-- Start of Records --

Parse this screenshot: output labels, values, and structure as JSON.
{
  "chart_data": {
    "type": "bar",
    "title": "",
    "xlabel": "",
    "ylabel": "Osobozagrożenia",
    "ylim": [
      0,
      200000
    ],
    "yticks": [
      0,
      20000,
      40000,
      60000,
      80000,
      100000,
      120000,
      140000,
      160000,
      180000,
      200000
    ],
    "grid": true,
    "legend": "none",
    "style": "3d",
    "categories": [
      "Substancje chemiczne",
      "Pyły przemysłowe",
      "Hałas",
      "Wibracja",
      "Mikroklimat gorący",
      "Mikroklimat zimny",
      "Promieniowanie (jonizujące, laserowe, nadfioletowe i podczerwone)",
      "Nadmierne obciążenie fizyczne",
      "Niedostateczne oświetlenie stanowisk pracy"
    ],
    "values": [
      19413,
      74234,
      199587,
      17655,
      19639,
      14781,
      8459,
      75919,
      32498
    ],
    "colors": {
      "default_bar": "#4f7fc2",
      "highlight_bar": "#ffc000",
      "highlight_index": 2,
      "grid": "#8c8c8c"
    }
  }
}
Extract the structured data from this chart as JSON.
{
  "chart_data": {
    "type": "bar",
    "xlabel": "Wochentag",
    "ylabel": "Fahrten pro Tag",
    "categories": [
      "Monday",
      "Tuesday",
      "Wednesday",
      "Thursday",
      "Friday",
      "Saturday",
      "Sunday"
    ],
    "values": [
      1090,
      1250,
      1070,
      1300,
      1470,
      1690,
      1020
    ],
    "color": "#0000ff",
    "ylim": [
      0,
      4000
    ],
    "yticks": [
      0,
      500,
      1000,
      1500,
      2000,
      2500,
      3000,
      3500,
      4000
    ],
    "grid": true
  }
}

-- End of Records --

◆ Exercise instructions ◆
Repeat word for word the lines running from the line containing "Extract the structured" to the end of the entries above, inclusive.

◆ Written solution ◆
Extract the structured data from this chart as JSON.
{
  "chart_data": {
    "type": "bar",
    "xlabel": "Wochentag",
    "ylabel": "Fahrten pro Tag",
    "categories": [
      "Monday",
      "Tuesday",
      "Wednesday",
      "Thursday",
      "Friday",
      "Saturday",
      "Sunday"
    ],
    "values": [
      1090,
      1250,
      1070,
      1300,
      1470,
      1690,
      1020
    ],
    "color": "#0000ff",
    "ylim": [
      0,
      4000
    ],
    "yticks": [
      0,
      500,
      1000,
      1500,
      2000,
      2500,
      3000,
      3500,
      4000
    ],
    "grid": true
  }
}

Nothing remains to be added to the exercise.